> WRITTEN REQUEST
Using the material that follows, identify and copy each line with the string "Price".

> RECORDED DATA
"""
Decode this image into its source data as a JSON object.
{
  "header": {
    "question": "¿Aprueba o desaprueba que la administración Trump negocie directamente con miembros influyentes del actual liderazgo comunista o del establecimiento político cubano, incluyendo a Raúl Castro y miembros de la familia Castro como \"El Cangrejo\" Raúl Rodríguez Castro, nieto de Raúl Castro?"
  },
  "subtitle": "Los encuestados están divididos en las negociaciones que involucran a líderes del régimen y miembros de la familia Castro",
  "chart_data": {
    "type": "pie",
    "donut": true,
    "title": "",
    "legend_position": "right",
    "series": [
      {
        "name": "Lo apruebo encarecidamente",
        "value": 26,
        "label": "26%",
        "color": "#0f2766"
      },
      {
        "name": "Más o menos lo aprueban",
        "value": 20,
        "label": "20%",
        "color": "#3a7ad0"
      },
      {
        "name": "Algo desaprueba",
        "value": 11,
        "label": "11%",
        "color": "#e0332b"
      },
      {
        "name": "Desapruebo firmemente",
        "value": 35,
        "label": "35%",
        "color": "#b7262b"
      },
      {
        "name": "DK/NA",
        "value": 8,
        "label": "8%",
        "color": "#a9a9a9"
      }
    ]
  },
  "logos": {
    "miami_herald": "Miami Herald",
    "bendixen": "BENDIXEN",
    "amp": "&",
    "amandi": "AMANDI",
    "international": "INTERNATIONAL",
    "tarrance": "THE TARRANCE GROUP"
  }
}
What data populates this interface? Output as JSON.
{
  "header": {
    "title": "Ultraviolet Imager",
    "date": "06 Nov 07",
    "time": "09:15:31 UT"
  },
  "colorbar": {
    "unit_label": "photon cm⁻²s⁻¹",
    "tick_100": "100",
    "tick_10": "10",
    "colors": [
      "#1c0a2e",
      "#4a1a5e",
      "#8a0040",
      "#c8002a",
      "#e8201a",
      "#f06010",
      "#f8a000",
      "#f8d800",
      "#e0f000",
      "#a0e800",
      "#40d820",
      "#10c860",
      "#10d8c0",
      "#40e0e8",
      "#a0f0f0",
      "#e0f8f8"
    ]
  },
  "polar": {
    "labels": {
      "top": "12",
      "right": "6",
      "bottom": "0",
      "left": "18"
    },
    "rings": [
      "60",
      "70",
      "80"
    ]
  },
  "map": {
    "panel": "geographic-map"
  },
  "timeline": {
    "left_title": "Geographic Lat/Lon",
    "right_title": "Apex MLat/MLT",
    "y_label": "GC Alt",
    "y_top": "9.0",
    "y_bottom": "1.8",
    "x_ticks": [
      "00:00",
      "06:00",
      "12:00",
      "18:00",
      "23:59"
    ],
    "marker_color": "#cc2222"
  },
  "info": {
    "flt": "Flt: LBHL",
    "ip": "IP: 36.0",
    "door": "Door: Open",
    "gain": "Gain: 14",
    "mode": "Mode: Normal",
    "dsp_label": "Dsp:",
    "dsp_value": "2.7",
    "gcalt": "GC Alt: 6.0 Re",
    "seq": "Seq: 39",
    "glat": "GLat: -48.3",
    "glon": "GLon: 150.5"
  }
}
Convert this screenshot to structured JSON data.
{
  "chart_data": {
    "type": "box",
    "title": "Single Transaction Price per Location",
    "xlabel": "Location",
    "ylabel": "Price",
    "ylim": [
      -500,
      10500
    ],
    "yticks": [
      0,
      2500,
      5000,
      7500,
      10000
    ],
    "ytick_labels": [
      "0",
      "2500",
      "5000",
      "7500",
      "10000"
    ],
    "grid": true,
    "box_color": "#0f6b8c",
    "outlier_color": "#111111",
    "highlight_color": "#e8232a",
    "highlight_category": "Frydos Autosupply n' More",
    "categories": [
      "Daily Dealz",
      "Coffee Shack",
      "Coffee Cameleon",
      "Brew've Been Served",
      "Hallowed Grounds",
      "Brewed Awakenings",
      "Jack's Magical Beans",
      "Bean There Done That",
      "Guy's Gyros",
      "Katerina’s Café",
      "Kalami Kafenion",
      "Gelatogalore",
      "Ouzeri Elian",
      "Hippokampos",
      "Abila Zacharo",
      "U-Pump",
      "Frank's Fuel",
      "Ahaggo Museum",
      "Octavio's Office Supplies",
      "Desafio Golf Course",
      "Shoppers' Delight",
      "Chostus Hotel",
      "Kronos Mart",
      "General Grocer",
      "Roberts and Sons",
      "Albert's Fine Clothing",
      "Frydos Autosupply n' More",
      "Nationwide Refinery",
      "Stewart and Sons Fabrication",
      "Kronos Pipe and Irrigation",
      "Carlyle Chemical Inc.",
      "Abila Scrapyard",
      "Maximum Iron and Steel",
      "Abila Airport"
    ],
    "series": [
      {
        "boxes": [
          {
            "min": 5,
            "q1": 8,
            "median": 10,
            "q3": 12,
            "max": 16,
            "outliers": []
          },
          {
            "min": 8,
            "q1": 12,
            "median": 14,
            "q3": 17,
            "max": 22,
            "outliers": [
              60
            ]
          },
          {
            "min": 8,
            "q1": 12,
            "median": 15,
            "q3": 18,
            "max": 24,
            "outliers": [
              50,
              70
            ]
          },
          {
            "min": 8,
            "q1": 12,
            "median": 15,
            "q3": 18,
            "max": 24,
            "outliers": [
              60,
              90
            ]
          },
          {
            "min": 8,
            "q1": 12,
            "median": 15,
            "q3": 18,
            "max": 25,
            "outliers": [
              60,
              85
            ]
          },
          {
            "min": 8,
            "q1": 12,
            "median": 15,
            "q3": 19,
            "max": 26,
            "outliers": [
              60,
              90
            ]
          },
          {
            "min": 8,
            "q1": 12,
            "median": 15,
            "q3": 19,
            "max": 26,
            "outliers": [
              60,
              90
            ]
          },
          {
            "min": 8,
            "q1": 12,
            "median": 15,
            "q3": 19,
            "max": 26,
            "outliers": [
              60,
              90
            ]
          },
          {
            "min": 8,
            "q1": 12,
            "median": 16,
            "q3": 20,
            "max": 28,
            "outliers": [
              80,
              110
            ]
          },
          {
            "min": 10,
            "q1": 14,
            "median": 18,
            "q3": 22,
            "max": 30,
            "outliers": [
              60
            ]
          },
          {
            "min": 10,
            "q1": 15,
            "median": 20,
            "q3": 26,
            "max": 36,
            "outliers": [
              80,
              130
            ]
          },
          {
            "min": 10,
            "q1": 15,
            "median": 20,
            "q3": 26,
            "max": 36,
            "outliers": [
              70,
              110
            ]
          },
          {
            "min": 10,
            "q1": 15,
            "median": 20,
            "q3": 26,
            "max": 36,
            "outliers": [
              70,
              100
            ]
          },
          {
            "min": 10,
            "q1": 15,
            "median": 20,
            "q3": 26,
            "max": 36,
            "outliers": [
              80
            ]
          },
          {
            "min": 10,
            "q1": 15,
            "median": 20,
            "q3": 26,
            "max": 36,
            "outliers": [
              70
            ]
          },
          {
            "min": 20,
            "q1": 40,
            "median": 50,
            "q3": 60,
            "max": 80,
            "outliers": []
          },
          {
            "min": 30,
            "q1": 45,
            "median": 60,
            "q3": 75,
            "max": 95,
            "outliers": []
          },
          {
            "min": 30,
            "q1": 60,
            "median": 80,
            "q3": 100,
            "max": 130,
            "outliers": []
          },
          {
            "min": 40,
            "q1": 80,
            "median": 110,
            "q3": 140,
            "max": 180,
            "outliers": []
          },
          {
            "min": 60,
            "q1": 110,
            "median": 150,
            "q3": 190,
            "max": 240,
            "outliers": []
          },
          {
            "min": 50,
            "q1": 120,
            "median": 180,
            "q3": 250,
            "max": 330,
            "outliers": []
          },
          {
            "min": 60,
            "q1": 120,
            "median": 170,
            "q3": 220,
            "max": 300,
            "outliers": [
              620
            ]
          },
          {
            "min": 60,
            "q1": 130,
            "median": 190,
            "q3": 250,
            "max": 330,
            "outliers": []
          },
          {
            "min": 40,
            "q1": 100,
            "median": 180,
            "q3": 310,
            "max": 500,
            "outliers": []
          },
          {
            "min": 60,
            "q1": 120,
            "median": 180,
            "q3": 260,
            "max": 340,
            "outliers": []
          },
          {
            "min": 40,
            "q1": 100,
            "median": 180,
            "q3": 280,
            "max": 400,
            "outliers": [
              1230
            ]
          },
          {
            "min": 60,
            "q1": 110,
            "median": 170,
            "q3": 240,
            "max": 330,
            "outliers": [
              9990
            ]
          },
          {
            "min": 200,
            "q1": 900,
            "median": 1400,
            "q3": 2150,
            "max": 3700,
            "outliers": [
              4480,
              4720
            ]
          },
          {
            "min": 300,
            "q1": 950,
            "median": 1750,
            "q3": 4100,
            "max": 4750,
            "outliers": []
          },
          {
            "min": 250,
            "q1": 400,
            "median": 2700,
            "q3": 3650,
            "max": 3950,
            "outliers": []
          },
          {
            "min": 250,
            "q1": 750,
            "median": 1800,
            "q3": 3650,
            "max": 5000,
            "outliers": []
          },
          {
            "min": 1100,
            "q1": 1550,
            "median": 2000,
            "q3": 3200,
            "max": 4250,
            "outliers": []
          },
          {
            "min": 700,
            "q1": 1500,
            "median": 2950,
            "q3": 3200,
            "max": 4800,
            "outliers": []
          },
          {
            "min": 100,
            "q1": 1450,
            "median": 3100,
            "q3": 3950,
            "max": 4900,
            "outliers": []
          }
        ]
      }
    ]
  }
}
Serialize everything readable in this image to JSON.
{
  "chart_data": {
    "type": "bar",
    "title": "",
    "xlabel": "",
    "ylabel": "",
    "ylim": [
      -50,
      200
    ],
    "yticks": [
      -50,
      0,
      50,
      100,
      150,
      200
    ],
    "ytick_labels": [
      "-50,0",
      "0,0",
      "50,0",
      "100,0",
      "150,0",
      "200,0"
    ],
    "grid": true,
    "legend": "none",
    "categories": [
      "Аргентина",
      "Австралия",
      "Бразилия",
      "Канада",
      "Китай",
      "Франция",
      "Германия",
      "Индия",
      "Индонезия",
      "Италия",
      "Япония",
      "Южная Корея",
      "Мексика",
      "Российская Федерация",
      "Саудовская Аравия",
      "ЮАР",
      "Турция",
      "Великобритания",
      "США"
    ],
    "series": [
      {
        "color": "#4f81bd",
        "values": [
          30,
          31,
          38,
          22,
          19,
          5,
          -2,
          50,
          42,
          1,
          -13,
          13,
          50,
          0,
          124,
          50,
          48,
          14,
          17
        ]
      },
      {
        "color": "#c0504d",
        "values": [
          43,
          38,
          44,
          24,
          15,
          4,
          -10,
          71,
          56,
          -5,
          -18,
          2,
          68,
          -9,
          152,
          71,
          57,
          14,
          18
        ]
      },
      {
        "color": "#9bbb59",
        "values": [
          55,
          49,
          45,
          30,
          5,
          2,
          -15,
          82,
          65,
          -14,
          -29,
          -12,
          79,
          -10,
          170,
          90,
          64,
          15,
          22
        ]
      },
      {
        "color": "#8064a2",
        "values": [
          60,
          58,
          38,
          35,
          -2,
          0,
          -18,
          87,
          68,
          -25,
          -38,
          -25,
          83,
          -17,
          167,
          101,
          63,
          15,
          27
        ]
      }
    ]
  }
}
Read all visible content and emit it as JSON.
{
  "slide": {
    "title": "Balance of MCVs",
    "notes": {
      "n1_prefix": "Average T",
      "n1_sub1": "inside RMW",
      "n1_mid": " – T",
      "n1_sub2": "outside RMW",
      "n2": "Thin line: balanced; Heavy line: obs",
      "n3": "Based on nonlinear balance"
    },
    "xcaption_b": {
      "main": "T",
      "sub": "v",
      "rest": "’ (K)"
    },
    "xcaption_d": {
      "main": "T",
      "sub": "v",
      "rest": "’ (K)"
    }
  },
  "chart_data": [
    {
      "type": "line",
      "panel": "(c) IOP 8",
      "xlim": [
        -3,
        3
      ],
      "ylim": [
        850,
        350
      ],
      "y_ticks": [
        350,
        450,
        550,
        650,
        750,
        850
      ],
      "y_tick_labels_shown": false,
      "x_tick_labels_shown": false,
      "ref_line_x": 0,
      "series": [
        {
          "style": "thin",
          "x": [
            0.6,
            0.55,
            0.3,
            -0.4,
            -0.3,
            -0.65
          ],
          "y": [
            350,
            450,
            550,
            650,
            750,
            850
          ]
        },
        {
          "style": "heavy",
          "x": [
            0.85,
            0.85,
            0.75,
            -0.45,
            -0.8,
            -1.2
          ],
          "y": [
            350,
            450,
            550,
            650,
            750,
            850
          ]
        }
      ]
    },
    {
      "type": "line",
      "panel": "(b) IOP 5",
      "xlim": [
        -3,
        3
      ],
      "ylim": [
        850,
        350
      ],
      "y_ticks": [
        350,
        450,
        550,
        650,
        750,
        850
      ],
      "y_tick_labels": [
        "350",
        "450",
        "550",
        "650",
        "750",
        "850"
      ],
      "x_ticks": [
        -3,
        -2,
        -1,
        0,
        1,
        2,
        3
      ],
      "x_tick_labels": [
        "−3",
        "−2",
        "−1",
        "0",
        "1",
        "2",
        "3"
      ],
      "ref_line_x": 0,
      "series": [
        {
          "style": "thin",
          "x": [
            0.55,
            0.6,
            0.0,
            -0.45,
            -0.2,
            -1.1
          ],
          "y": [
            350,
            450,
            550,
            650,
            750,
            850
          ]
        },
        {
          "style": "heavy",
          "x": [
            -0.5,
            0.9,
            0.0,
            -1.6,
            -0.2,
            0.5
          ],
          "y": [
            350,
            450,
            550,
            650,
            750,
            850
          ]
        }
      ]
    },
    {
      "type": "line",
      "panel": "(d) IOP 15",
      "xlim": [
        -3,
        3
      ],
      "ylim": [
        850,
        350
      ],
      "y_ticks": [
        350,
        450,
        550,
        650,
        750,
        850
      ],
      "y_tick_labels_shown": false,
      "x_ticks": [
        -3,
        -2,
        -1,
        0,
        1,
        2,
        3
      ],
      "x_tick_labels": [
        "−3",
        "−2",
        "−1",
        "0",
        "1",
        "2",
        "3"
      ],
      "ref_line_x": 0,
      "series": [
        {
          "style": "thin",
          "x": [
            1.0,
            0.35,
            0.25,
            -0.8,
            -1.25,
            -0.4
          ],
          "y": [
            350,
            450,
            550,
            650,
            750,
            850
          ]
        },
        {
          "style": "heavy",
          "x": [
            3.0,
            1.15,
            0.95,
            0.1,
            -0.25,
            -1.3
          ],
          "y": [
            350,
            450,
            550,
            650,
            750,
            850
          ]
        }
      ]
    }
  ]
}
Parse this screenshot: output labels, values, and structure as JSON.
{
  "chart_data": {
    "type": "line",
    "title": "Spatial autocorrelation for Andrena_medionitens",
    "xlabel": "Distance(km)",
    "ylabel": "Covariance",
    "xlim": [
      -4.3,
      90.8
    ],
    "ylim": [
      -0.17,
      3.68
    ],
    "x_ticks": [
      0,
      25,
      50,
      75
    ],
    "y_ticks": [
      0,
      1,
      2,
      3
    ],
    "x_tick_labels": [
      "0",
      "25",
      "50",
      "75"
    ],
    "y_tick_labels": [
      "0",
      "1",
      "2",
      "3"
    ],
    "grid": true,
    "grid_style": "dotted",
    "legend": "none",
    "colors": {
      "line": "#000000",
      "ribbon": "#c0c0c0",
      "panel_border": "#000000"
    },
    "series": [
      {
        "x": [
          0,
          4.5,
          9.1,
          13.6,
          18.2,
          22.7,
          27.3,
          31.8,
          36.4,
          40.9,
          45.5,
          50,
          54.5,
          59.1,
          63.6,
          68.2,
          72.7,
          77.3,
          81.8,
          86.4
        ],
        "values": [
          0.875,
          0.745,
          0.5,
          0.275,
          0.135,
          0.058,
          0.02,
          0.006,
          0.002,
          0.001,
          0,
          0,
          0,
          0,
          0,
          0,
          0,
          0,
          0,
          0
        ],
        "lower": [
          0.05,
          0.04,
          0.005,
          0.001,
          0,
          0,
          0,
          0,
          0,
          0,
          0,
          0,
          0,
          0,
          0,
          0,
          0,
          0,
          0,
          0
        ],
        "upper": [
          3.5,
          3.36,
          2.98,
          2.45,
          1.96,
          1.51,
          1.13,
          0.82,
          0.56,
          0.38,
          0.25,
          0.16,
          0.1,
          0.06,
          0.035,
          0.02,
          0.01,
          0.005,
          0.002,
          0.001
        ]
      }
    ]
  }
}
"""
> RESPONSE FOR THIS EXERCISE
    "title": "Single Transaction Price per Location",
    "ylabel": "Price",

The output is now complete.